* **What needs to be done**
Exactly as written, retype the listing below, omitting the pictures.

* **Provided entries**
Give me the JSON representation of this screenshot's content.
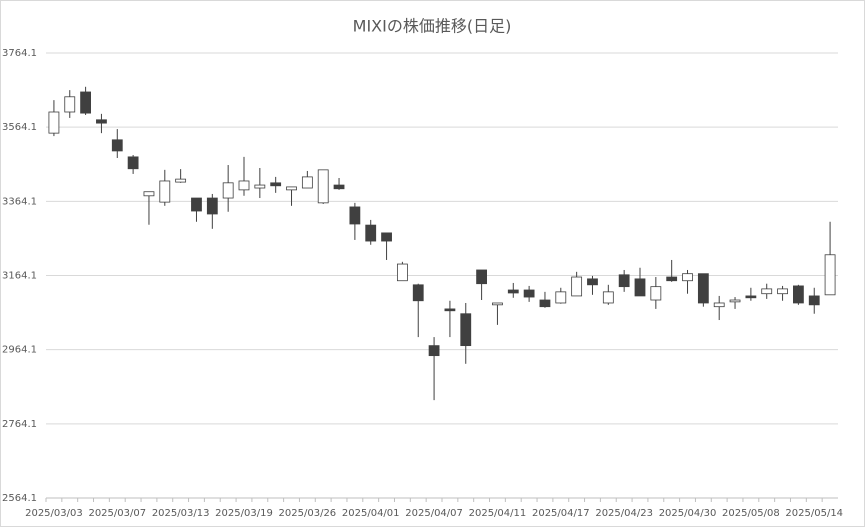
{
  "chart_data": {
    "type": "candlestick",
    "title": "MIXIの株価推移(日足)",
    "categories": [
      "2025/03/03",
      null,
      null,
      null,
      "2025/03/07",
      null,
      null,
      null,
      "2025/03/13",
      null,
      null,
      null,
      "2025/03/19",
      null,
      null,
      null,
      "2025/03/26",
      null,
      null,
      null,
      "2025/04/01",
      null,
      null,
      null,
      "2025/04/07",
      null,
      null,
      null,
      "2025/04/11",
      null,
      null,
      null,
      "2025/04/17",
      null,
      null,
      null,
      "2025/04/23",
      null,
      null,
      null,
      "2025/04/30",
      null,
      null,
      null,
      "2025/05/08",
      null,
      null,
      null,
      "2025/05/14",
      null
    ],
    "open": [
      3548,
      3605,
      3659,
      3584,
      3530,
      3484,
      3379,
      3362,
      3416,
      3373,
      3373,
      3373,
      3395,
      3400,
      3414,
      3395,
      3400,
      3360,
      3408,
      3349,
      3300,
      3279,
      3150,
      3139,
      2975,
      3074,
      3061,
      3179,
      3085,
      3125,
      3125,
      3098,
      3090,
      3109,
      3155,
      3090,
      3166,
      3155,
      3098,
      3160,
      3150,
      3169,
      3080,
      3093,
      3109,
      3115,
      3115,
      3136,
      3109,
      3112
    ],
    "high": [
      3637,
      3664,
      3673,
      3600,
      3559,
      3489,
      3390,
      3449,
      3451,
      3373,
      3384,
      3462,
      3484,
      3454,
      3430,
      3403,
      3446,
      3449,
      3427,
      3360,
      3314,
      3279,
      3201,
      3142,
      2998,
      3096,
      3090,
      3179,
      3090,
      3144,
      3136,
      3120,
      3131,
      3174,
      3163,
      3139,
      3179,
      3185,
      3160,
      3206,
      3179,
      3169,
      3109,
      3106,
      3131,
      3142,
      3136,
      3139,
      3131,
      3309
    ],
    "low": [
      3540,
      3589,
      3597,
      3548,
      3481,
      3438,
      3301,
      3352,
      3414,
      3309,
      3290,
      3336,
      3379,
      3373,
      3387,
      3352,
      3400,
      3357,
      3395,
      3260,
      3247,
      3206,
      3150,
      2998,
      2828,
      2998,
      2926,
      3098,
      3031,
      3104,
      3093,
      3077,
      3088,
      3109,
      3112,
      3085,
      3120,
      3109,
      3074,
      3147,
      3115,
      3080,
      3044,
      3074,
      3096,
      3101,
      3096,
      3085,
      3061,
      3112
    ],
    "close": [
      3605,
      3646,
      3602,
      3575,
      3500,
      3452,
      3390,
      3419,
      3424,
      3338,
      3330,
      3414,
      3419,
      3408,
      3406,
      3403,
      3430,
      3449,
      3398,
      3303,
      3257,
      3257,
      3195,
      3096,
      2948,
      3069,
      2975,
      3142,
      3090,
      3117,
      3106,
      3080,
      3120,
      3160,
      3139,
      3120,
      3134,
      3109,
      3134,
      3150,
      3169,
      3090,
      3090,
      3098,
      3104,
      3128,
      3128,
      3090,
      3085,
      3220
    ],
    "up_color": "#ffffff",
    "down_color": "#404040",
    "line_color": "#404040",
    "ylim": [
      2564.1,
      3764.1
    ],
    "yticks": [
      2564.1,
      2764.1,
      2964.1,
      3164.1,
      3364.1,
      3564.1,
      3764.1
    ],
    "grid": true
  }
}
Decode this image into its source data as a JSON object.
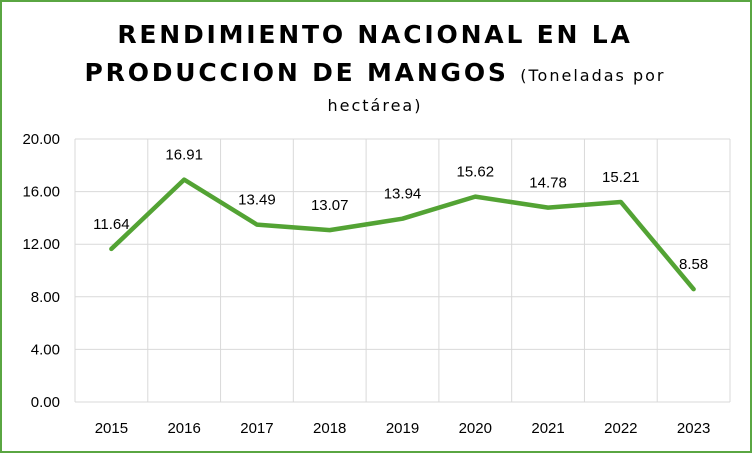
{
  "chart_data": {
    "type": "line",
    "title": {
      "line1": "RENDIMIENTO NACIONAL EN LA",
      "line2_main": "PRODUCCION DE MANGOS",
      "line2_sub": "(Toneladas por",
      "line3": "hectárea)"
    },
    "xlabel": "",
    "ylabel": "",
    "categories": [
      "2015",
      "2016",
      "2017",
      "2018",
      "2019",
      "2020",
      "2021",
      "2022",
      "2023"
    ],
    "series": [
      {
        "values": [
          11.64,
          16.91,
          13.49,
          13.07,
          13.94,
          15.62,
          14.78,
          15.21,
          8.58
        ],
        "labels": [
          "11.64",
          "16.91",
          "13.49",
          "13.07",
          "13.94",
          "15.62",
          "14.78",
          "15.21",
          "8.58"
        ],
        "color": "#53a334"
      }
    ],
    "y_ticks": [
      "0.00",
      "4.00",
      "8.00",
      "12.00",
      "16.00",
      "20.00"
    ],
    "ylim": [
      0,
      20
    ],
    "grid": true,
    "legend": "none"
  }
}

* **Task answer**
Give me the JSON representation of this screenshot's content.
{
  "chart_data": {
    "type": "candlestick",
    "title": "MIXIの株価推移(日足)",
    "categories": [
      "2025/03/03",
      null,
      null,
      null,
      "2025/03/07",
      null,
      null,
      null,
      "2025/03/13",
      null,
      null,
      null,
      "2025/03/19",
      null,
      null,
      null,
      "2025/03/26",
      null,
      null,
      null,
      "2025/04/01",
      null,
      null,
      null,
      "2025/04/07",
      null,
      null,
      null,
      "2025/04/11",
      null,
      null,
      null,
      "2025/04/17",
      null,
      null,
      null,
      "2025/04/23",
      null,
      null,
      null,
      "2025/04/30",
      null,
      null,
      null,
      "2025/05/08",
      null,
      null,
      null,
      "2025/05/14",
      null
    ],
    "open": [
      3548,
      3605,
      3659,
      3584,
      3530,
      3484,
      3379,
      3362,
      3416,
      3373,
      3373,
      3373,
      3395,
      3400,
      3414,
      3395,
      3400,
      3360,
      3408,
      3349,
      3300,
      3279,
      3150,
      3139,
      2975,
      3074,
      3061,
      3179,
      3085,
      3125,
      3125,
      3098,
      3090,
      3109,
      3155,
      3090,
      3166,
      3155,
      3098,
      3160,
      3150,
      3169,
      3080,
      3093,
      3109,
      3115,
      3115,
      3136,
      3109,
      3112
    ],
    "high": [
      3637,
      3664,
      3673,
      3600,
      3559,
      3489,
      3390,
      3449,
      3451,
      3373,
      3384,
      3462,
      3484,
      3454,
      3430,
      3403,
      3446,
      3449,
      3427,
      3360,
      3314,
      3279,
      3201,
      3142,
      2998,
      3096,
      3090,
      3179,
      3090,
      3144,
      3136,
      3120,
      3131,
      3174,
      3163,
      3139,
      3179,
      3185,
      3160,
      3206,
      3179,
      3169,
      3109,
      3106,
      3131,
      3142,
      3136,
      3139,
      3131,
      3309
    ],
    "low": [
      3540,
      3589,
      3597,
      3548,
      3481,
      3438,
      3301,
      3352,
      3414,
      3309,
      3290,
      3336,
      3379,
      3373,
      3387,
      3352,
      3400,
      3357,
      3395,
      3260,
      3247,
      3206,
      3150,
      2998,
      2828,
      2998,
      2926,
      3098,
      3031,
      3104,
      3093,
      3077,
      3088,
      3109,
      3112,
      3085,
      3120,
      3109,
      3074,
      3147,
      3115,
      3080,
      3044,
      3074,
      3096,
      3101,
      3096,
      3085,
      3061,
      3112
    ],
    "close": [
      3605,
      3646,
      3602,
      3575,
      3500,
      3452,
      3390,
      3419,
      3424,
      3338,
      3330,
      3414,
      3419,
      3408,
      3406,
      3403,
      3430,
      3449,
      3398,
      3303,
      3257,
      3257,
      3195,
      3096,
      2948,
      3069,
      2975,
      3142,
      3090,
      3117,
      3106,
      3080,
      3120,
      3160,
      3139,
      3120,
      3134,
      3109,
      3134,
      3150,
      3169,
      3090,
      3090,
      3098,
      3104,
      3128,
      3128,
      3090,
      3085,
      3220
    ],
    "up_color": "#ffffff",
    "down_color": "#404040",
    "line_color": "#404040",
    "ylim": [
      2564.1,
      3764.1
    ],
    "yticks": [
      2564.1,
      2764.1,
      2964.1,
      3164.1,
      3364.1,
      3564.1,
      3764.1
    ],
    "grid": true
  }
}
Decode this image into its source data as a JSON object.
{
  "chart_data": {
    "type": "line",
    "title": {
      "line1": "RENDIMIENTO NACIONAL EN LA",
      "line2_main": "PRODUCCION DE MANGOS",
      "line2_sub": "(Toneladas por",
      "line3": "hectárea)"
    },
    "xlabel": "",
    "ylabel": "",
    "categories": [
      "2015",
      "2016",
      "2017",
      "2018",
      "2019",
      "2020",
      "2021",
      "2022",
      "2023"
    ],
    "series": [
      {
        "values": [
          11.64,
          16.91,
          13.49,
          13.07,
          13.94,
          15.62,
          14.78,
          15.21,
          8.58
        ],
        "labels": [
          "11.64",
          "16.91",
          "13.49",
          "13.07",
          "13.94",
          "15.62",
          "14.78",
          "15.21",
          "8.58"
        ],
        "color": "#53a334"
      }
    ],
    "y_ticks": [
      "0.00",
      "4.00",
      "8.00",
      "12.00",
      "16.00",
      "20.00"
    ],
    "ylim": [
      0,
      20
    ],
    "grid": true,
    "legend": "none"
  }
}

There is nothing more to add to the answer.